### PROVIDED DATA ###

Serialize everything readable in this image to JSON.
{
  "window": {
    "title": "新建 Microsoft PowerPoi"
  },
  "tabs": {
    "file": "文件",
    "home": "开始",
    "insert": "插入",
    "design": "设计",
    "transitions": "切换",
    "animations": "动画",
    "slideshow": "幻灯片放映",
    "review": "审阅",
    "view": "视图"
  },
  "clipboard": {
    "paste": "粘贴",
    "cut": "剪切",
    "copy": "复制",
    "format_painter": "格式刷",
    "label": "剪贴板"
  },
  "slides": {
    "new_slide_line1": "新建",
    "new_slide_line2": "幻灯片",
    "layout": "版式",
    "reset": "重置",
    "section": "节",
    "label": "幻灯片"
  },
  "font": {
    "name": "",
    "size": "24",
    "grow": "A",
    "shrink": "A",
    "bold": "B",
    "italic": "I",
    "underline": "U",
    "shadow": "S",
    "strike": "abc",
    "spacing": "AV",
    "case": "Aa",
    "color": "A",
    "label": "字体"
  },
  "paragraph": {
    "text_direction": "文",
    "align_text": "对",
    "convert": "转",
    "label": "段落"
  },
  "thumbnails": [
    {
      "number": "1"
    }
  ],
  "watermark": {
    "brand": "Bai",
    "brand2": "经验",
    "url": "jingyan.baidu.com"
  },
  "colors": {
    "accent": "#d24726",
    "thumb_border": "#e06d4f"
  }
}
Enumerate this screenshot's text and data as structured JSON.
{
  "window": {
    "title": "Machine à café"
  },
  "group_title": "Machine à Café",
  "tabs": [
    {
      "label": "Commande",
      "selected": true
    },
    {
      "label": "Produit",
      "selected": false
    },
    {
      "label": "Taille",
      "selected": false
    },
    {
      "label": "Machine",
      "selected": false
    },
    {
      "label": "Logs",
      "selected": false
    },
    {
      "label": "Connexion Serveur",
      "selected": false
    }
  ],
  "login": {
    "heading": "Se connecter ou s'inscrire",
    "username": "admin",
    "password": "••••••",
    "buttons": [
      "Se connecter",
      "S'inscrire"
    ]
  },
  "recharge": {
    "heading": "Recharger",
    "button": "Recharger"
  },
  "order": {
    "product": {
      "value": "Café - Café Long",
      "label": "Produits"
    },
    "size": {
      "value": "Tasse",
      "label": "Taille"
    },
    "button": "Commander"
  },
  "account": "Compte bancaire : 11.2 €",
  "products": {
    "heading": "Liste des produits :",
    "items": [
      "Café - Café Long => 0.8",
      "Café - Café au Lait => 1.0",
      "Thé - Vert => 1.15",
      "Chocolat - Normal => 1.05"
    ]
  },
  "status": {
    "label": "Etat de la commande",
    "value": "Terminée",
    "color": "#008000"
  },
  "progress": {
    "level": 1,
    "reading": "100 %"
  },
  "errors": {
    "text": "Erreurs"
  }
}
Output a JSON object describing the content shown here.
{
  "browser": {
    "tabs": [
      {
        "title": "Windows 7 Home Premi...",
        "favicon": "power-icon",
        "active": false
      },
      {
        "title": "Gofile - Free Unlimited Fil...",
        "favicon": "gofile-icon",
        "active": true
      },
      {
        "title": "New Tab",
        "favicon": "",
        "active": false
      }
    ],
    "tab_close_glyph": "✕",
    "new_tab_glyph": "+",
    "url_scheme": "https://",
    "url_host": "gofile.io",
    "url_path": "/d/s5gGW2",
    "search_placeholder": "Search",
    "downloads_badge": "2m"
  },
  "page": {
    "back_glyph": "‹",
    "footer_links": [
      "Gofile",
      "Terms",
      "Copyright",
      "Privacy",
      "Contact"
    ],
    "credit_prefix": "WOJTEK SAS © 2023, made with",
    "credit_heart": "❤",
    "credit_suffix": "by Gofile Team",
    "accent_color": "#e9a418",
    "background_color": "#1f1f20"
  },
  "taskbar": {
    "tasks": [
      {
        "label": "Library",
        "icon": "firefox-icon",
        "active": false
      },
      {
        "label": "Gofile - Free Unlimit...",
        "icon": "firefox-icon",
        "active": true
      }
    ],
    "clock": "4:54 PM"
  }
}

###

### WRITTEN REQUEST
Extract, from the listing above, every line where the string "Machine" occurs.

### TASK ANSWER
    "title": "Machine à café"
  "group_title": "Machine à Café",
      "label": "Machine",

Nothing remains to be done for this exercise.